===== Entries provided

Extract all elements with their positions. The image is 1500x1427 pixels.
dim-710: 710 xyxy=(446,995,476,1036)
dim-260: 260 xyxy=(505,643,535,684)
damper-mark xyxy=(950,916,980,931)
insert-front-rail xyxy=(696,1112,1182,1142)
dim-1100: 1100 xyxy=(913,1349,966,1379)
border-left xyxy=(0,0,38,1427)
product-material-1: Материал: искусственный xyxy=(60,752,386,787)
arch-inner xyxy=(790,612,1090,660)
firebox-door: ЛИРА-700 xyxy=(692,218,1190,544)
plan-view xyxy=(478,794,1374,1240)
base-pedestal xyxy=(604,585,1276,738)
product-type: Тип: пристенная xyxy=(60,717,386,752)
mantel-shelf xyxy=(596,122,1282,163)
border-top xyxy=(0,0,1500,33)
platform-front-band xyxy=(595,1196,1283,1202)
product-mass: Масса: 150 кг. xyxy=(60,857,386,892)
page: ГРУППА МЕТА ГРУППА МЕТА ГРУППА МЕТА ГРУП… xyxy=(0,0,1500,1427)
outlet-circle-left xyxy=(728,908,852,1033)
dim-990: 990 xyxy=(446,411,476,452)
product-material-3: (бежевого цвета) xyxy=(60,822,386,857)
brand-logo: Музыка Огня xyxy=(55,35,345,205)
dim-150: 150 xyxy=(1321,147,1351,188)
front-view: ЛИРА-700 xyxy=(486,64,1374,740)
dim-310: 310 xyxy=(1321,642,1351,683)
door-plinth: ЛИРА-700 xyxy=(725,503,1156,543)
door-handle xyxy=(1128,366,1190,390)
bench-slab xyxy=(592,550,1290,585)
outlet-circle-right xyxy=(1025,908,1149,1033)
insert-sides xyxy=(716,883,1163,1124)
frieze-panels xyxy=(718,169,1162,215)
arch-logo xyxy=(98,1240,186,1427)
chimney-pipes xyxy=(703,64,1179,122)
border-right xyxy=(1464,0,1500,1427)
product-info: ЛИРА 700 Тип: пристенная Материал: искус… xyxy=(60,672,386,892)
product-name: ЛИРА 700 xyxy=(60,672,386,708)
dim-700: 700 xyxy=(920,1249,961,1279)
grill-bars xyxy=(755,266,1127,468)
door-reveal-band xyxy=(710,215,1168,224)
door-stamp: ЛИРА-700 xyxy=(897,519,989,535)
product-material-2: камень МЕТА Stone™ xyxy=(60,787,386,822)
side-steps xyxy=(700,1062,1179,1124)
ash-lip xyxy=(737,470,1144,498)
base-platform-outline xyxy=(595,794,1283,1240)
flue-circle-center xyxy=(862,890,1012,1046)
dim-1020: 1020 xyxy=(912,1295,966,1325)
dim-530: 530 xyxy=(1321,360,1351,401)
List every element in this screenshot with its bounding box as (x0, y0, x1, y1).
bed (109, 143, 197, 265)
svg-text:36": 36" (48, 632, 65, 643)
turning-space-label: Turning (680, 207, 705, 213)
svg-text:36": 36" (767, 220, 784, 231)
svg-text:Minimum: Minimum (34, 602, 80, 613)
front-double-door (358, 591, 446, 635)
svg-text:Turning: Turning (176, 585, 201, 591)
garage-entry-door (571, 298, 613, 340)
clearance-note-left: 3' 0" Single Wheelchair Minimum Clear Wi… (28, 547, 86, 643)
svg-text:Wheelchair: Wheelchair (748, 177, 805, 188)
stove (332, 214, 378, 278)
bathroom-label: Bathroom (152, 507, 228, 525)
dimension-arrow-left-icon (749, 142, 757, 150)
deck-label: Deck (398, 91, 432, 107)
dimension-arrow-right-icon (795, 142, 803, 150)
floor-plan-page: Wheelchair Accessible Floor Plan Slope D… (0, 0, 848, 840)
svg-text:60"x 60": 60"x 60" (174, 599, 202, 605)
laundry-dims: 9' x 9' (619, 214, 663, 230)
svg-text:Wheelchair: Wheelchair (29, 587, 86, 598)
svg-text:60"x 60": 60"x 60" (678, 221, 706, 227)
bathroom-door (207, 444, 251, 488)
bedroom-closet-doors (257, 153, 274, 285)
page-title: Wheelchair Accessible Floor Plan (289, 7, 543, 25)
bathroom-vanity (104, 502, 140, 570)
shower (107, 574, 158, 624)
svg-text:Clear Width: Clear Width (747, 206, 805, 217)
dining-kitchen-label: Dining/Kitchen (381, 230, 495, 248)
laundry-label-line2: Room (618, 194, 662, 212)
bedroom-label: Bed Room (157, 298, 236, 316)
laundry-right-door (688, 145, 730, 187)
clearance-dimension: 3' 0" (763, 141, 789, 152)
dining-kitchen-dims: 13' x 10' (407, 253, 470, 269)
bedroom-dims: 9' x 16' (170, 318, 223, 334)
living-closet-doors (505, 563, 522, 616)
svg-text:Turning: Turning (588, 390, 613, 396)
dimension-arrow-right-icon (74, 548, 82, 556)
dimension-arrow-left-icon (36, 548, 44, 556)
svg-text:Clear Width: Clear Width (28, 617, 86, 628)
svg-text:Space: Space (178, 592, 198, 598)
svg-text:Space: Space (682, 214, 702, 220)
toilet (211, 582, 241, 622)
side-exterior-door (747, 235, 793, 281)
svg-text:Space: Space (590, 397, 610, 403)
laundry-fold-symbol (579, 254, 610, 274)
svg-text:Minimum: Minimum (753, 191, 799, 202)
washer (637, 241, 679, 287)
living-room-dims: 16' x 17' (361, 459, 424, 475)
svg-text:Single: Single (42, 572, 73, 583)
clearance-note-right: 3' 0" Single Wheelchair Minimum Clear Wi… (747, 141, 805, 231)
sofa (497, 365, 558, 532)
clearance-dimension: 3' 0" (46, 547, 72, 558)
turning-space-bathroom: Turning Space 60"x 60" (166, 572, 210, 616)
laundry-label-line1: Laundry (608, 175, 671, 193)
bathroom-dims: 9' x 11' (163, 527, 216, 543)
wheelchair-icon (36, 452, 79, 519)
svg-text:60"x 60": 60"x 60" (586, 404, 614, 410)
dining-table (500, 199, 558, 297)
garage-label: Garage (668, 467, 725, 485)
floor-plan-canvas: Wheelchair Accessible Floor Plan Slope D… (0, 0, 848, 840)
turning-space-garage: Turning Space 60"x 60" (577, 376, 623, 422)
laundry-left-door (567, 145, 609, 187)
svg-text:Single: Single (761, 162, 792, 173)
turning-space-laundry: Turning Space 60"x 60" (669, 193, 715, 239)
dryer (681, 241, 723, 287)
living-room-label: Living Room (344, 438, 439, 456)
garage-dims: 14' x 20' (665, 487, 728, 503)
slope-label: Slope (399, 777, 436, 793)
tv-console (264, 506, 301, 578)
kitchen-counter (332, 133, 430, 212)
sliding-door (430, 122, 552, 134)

==========

What you have to do: Reproduce every line of the records above verbatim, keeping each character unchanged.

Response to this exercise:
Extract all elements with their positions. The image is 1500x1427 pixels.
dim-710: 710 xyxy=(446,995,476,1036)
dim-260: 260 xyxy=(505,643,535,684)
damper-mark xyxy=(950,916,980,931)
insert-front-rail xyxy=(696,1112,1182,1142)
dim-1100: 1100 xyxy=(913,1349,966,1379)
border-left xyxy=(0,0,38,1427)
product-material-1: Материал: искусственный xyxy=(60,752,386,787)
arch-inner xyxy=(790,612,1090,660)
firebox-door: ЛИРА-700 xyxy=(692,218,1190,544)
plan-view xyxy=(478,794,1374,1240)
base-pedestal xyxy=(604,585,1276,738)
product-type: Тип: пристенная xyxy=(60,717,386,752)
mantel-shelf xyxy=(596,122,1282,163)
border-top xyxy=(0,0,1500,33)
platform-front-band xyxy=(595,1196,1283,1202)
product-mass: Масса: 150 кг. xyxy=(60,857,386,892)
page: ГРУППА МЕТА ГРУППА МЕТА ГРУППА МЕТА ГРУП… xyxy=(0,0,1500,1427)
outlet-circle-left xyxy=(728,908,852,1033)
dim-990: 990 xyxy=(446,411,476,452)
product-material-3: (бежевого цвета) xyxy=(60,822,386,857)
brand-logo: Музыка Огня xyxy=(55,35,345,205)
dim-150: 150 xyxy=(1321,147,1351,188)
front-view: ЛИРА-700 xyxy=(486,64,1374,740)
dim-310: 310 xyxy=(1321,642,1351,683)
door-plinth: ЛИРА-700 xyxy=(725,503,1156,543)
door-handle xyxy=(1128,366,1190,390)
bench-slab xyxy=(592,550,1290,585)
outlet-circle-right xyxy=(1025,908,1149,1033)
insert-sides xyxy=(716,883,1163,1124)
frieze-panels xyxy=(718,169,1162,215)
arch-logo xyxy=(98,1240,186,1427)
chimney-pipes xyxy=(703,64,1179,122)
border-right xyxy=(1464,0,1500,1427)
product-info: ЛИРА 700 Тип: пристенная Материал: искус… xyxy=(60,672,386,892)
product-name: ЛИРА 700 xyxy=(60,672,386,708)
dim-700: 700 xyxy=(920,1249,961,1279)
grill-bars xyxy=(755,266,1127,468)
door-reveal-band xyxy=(710,215,1168,224)
door-stamp: ЛИРА-700 xyxy=(897,519,989,535)
product-material-2: камень МЕТА Stone™ xyxy=(60,787,386,822)
side-steps xyxy=(700,1062,1179,1124)
ash-lip xyxy=(737,470,1144,498)
base-platform-outline xyxy=(595,794,1283,1240)
flue-circle-center xyxy=(862,890,1012,1046)
dim-1020: 1020 xyxy=(912,1295,966,1325)
dim-530: 530 xyxy=(1321,360,1351,401)
List every element in this screenshot with its bounding box as (x0, y0, x1, y1).
bed (109, 143, 197, 265)
svg-text:36": 36" (48, 632, 65, 643)
turning-space-label: Turning (680, 207, 705, 213)
svg-text:36": 36" (767, 220, 784, 231)
svg-text:Minimum: Minimum (34, 602, 80, 613)
front-double-door (358, 591, 446, 635)
svg-text:Turning: Turning (176, 585, 201, 591)
garage-entry-door (571, 298, 613, 340)
clearance-note-left: 3' 0" Single Wheelchair Minimum Clear Wi… (28, 547, 86, 643)
svg-text:Wheelchair: Wheelchair (748, 177, 805, 188)
stove (332, 214, 378, 278)
bathroom-label: Bathroom (152, 507, 228, 525)
dimension-arrow-left-icon (749, 142, 757, 150)
deck-label: Deck (398, 91, 432, 107)
dimension-arrow-right-icon (795, 142, 803, 150)
floor-plan-page: Wheelchair Accessible Floor Plan Slope D… (0, 0, 848, 840)
svg-text:60"x 60": 60"x 60" (174, 599, 202, 605)
laundry-dims: 9' x 9' (619, 214, 663, 230)
svg-text:Wheelchair: Wheelchair (29, 587, 86, 598)
svg-text:60"x 60": 60"x 60" (678, 221, 706, 227)
bathroom-door (207, 444, 251, 488)
bedroom-closet-doors (257, 153, 274, 285)
page-title: Wheelchair Accessible Floor Plan (289, 7, 543, 25)
bathroom-vanity (104, 502, 140, 570)
shower (107, 574, 158, 624)
svg-text:Clear Width: Clear Width (747, 206, 805, 217)
dining-kitchen-label: Dining/Kitchen (381, 230, 495, 248)
laundry-label-line2: Room (618, 194, 662, 212)
bedroom-label: Bed Room (157, 298, 236, 316)
laundry-right-door (688, 145, 730, 187)
clearance-dimension: 3' 0" (763, 141, 789, 152)
dining-kitchen-dims: 13' x 10' (407, 253, 470, 269)
bedroom-dims: 9' x 16' (170, 318, 223, 334)
living-closet-doors (505, 563, 522, 616)
svg-text:Turning: Turning (588, 390, 613, 396)
dimension-arrow-right-icon (74, 548, 82, 556)
dimension-arrow-left-icon (36, 548, 44, 556)
svg-text:Clear Width: Clear Width (28, 617, 86, 628)
svg-text:Space: Space (178, 592, 198, 598)
svg-text:Space: Space (682, 214, 702, 220)
toilet (211, 582, 241, 622)
side-exterior-door (747, 235, 793, 281)
svg-text:Space: Space (590, 397, 610, 403)
laundry-fold-symbol (579, 254, 610, 274)
svg-text:Minimum: Minimum (753, 191, 799, 202)
washer (637, 241, 679, 287)
living-room-dims: 16' x 17' (361, 459, 424, 475)
svg-text:Single: Single (42, 572, 73, 583)
clearance-note-right: 3' 0" Single Wheelchair Minimum Clear Wi… (747, 141, 805, 231)
sofa (497, 365, 558, 532)
clearance-dimension: 3' 0" (46, 547, 72, 558)
turning-space-bathroom: Turning Space 60"x 60" (166, 572, 210, 616)
laundry-label-line1: Laundry (608, 175, 671, 193)
bathroom-dims: 9' x 11' (163, 527, 216, 543)
wheelchair-icon (36, 452, 79, 519)
svg-text:60"x 60": 60"x 60" (586, 404, 614, 410)
dining-table (500, 199, 558, 297)
garage-label: Garage (668, 467, 725, 485)
floor-plan-canvas: Wheelchair Accessible Floor Plan Slope D… (0, 0, 848, 840)
turning-space-garage: Turning Space 60"x 60" (577, 376, 623, 422)
laundry-left-door (567, 145, 609, 187)
svg-text:Single: Single (761, 162, 792, 173)
turning-space-laundry: Turning Space 60"x 60" (669, 193, 715, 239)
dryer (681, 241, 723, 287)
living-room-label: Living Room (344, 438, 439, 456)
garage-dims: 14' x 20' (665, 487, 728, 503)
slope-label: Slope (399, 777, 436, 793)
tv-console (264, 506, 301, 578)
kitchen-counter (332, 133, 430, 212)
sliding-door (430, 122, 552, 134)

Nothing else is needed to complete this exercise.